— begin —

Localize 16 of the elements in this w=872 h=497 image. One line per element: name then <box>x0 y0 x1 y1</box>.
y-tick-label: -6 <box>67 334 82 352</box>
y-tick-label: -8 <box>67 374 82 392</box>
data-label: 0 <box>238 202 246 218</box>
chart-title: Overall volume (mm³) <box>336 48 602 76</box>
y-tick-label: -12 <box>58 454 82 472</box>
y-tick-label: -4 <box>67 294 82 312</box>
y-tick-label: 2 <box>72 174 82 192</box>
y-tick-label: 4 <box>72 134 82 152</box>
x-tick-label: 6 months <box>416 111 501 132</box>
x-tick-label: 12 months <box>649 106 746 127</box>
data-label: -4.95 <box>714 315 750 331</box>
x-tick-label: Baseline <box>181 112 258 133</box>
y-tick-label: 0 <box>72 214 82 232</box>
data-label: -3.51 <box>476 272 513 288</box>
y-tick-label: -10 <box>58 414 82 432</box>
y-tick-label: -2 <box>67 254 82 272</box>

— end —

Reproduce every line of the records above word for word, with no changes.

● **EXERCISE SOLUTION**
Localize 16 of the elements in this w=872 h=497 image. One line per element: name then <box>x0 y0 x1 y1</box>.
y-tick-label: -6 <box>67 334 82 352</box>
y-tick-label: -8 <box>67 374 82 392</box>
data-label: 0 <box>238 202 246 218</box>
chart-title: Overall volume (mm³) <box>336 48 602 76</box>
y-tick-label: -12 <box>58 454 82 472</box>
y-tick-label: -4 <box>67 294 82 312</box>
y-tick-label: 2 <box>72 174 82 192</box>
y-tick-label: 4 <box>72 134 82 152</box>
x-tick-label: 6 months <box>416 111 501 132</box>
x-tick-label: 12 months <box>649 106 746 127</box>
data-label: -4.95 <box>714 315 750 331</box>
x-tick-label: Baseline <box>181 112 258 133</box>
y-tick-label: 0 <box>72 214 82 232</box>
data-label: -3.51 <box>476 272 513 288</box>
y-tick-label: -10 <box>58 414 82 432</box>
y-tick-label: -2 <box>67 254 82 272</box>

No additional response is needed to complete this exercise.